§ **INSTRUCTIONS TO FOLLOW**:
Using the material that follows, identify and copy each line with the string "JSON".

§ **RECORDS PROVIDED**:
** start **
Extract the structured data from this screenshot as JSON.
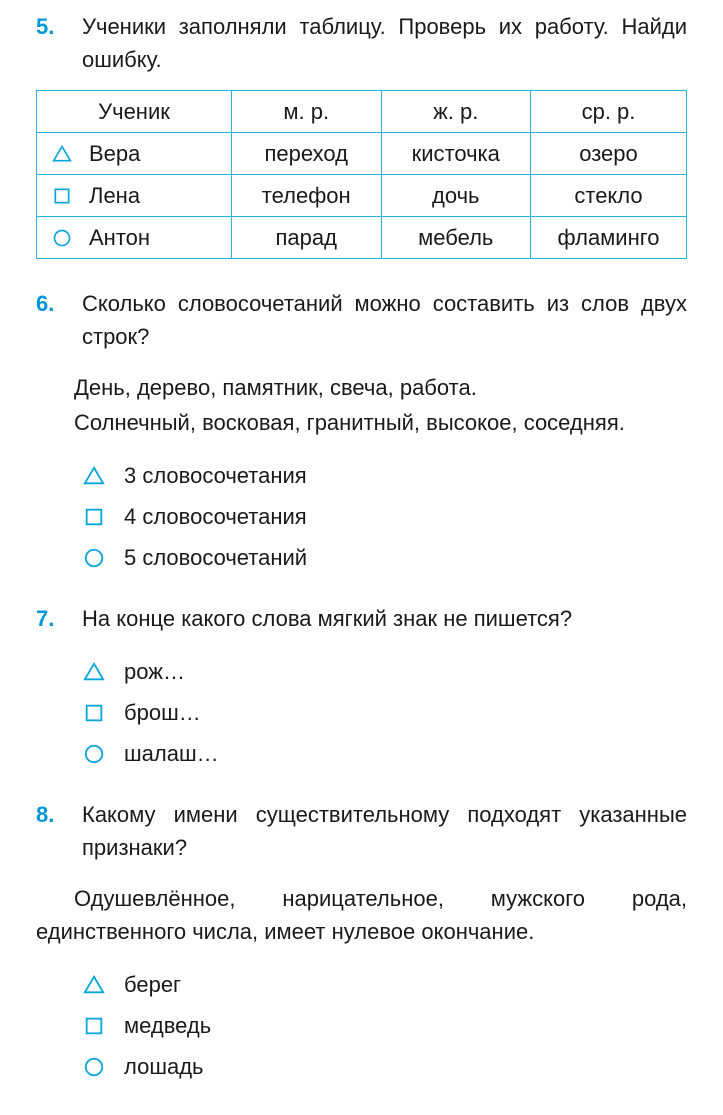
{
  "colors": {
    "accent": "#0097d6",
    "border": "#24b4e2",
    "text": "#1a1a1a",
    "marker_stroke": "#0aa7db"
  },
  "q5": {
    "num": "5.",
    "text": "Ученики заполняли таблицу. Проверь их работу. Найди ошибку.",
    "table": {
      "columns": [
        "Ученик",
        "м. р.",
        "ж. р.",
        "ср. р."
      ],
      "rows": [
        {
          "marker": "triangle",
          "name": "Вера",
          "m": "переход",
          "zh": "кисточка",
          "sr": "озеро"
        },
        {
          "marker": "square",
          "name": "Лена",
          "m": "телефон",
          "zh": "дочь",
          "sr": "стекло"
        },
        {
          "marker": "circle",
          "name": "Антон",
          "m": "парад",
          "zh": "мебель",
          "sr": "фламинго"
        }
      ]
    }
  },
  "q6": {
    "num": "6.",
    "text": "Сколько словосочетаний можно составить из слов двух строк?",
    "line1": "День, дерево, памятник, свеча, работа.",
    "line2": "Солнечный, восковая, гранитный, высокое, соседняя.",
    "answers": [
      {
        "marker": "triangle",
        "text": "3  словосочетания"
      },
      {
        "marker": "square",
        "text": "4  словосочетания"
      },
      {
        "marker": "circle",
        "text": "5  словосочетаний"
      }
    ]
  },
  "q7": {
    "num": "7.",
    "text": "На конце какого слова мягкий знак не пишется?",
    "answers": [
      {
        "marker": "triangle",
        "text": "рож…"
      },
      {
        "marker": "square",
        "text": "брош…"
      },
      {
        "marker": "circle",
        "text": "шалаш…"
      }
    ]
  },
  "q8": {
    "num": "8.",
    "text": "Какому имени существительному подходят указанные признаки?",
    "desc": "Одушевлённое, нарицательное, мужского рода, единственного числа, имеет нулевое окончание.",
    "answers": [
      {
        "marker": "triangle",
        "text": "берег"
      },
      {
        "marker": "square",
        "text": "медведь"
      },
      {
        "marker": "circle",
        "text": "лошадь"
      }
    ]
  }
}
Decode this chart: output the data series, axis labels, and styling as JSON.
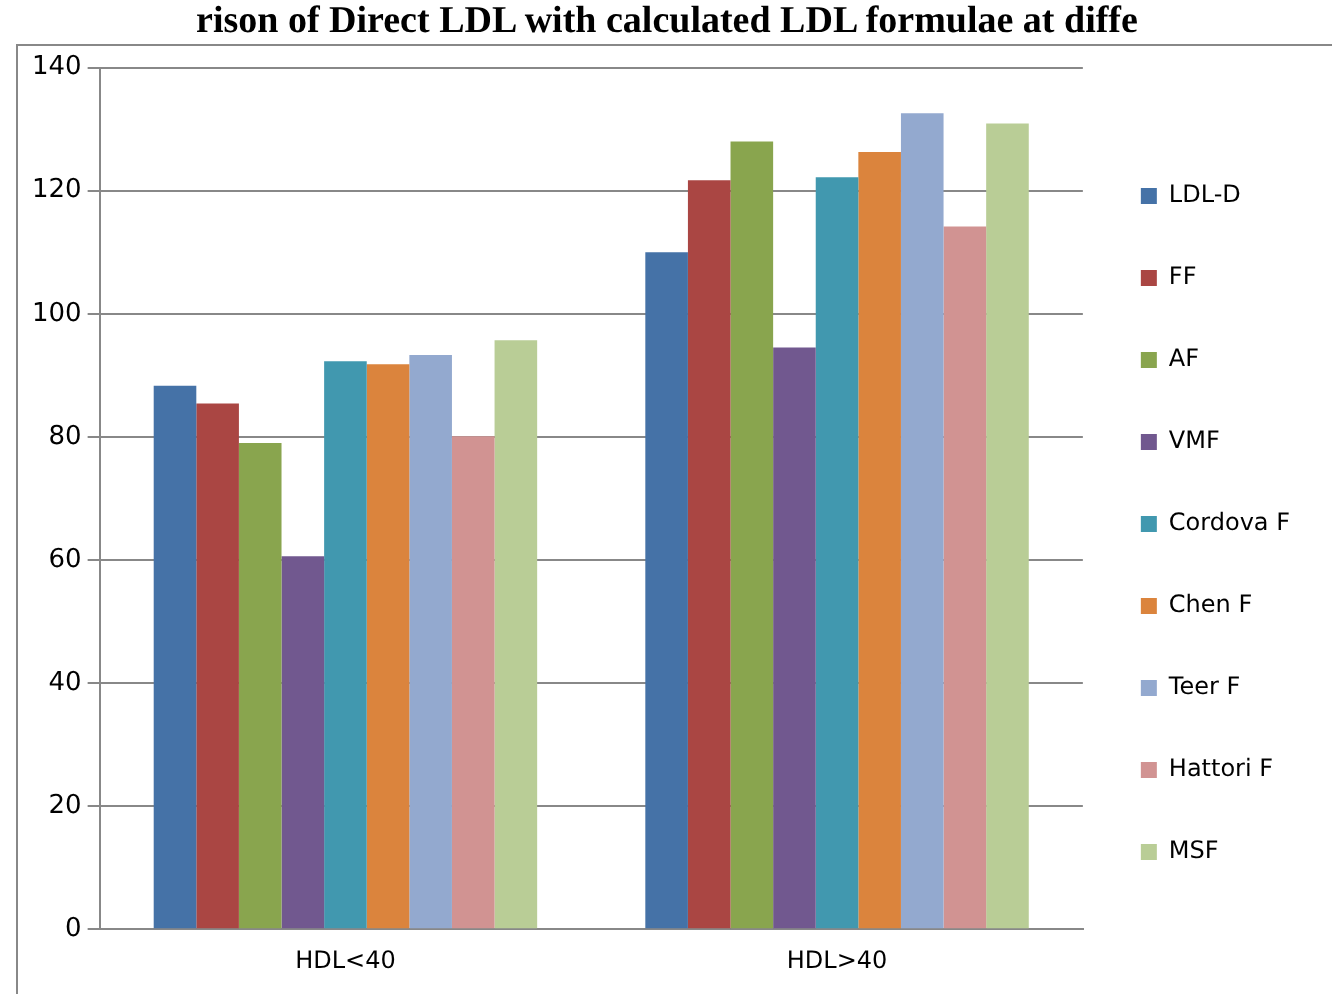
{
  "chart_data": {
    "type": "bar",
    "title": "rison of Direct LDL with calculated LDL formulae at diffe",
    "categories": [
      "HDL<40",
      "HDL>40"
    ],
    "series": [
      {
        "name": "LDL-D",
        "color": "#4572a7",
        "values": [
          88.3,
          110.0
        ]
      },
      {
        "name": "FF",
        "color": "#aa4643",
        "values": [
          85.4,
          121.7
        ]
      },
      {
        "name": "AF",
        "color": "#89a54e",
        "values": [
          79.0,
          128.0
        ]
      },
      {
        "name": "VMF",
        "color": "#71588f",
        "values": [
          60.6,
          94.5
        ]
      },
      {
        "name": "Cordova F",
        "color": "#4198af",
        "values": [
          92.3,
          122.2
        ]
      },
      {
        "name": "Chen F",
        "color": "#db843d",
        "values": [
          91.8,
          126.3
        ]
      },
      {
        "name": "Teer F",
        "color": "#93a9cf",
        "values": [
          93.3,
          132.6
        ]
      },
      {
        "name": "Hattori F",
        "color": "#d19392",
        "values": [
          80.1,
          114.2
        ]
      },
      {
        "name": "MSF",
        "color": "#b9cd96",
        "values": [
          95.7,
          130.9
        ]
      }
    ],
    "ylim": [
      0,
      140
    ],
    "yticks": [
      0,
      20,
      40,
      60,
      80,
      100,
      120,
      140
    ],
    "grid": "y",
    "legend": "right"
  }
}
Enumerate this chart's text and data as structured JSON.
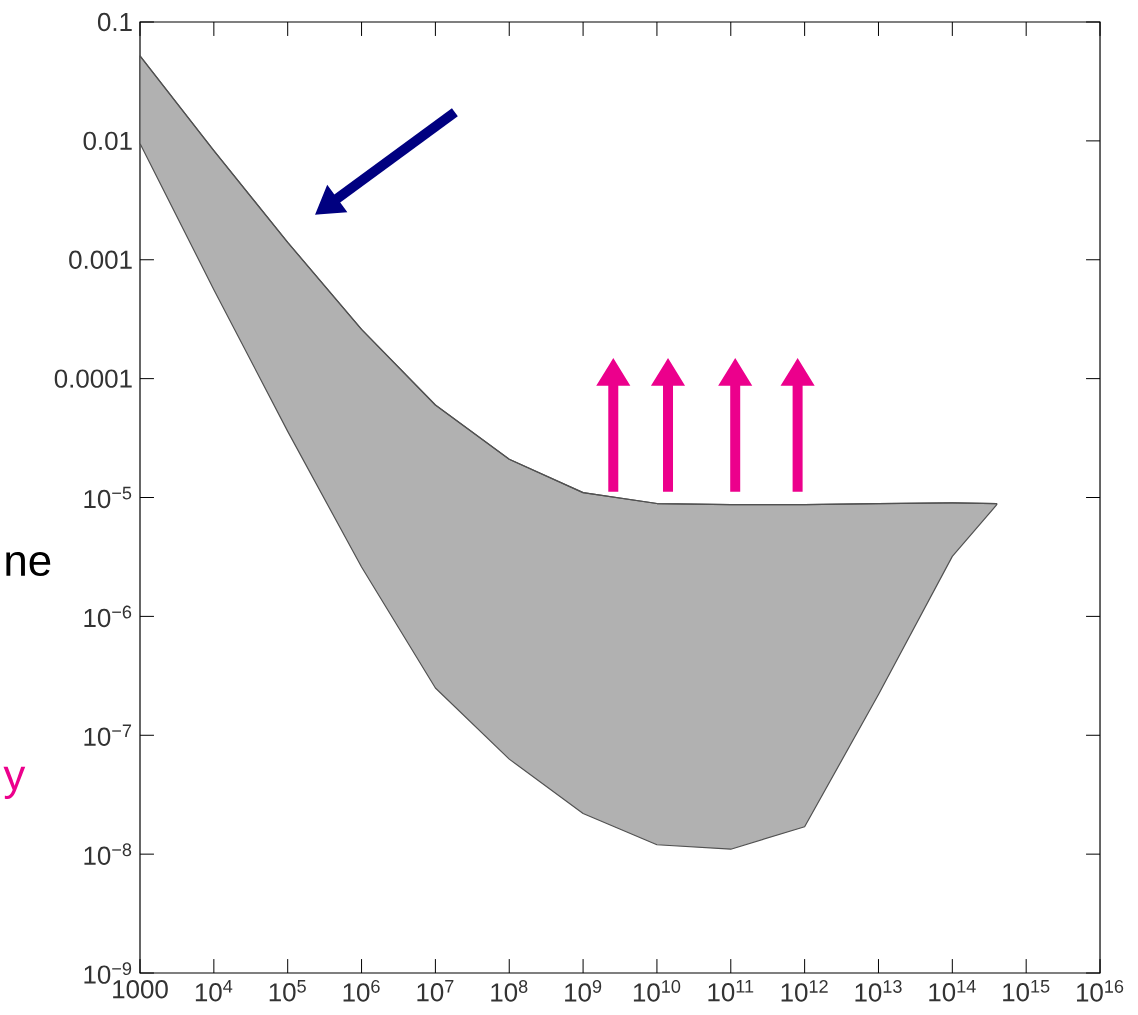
** end **
§ **WRITTEN RESPONSE**:
Extract the structured data from this screenshot as JSON.
Decode this chart: output the data series, axis labels, and styling as JSON.
Enumerate this chart's text and data as structured JSON.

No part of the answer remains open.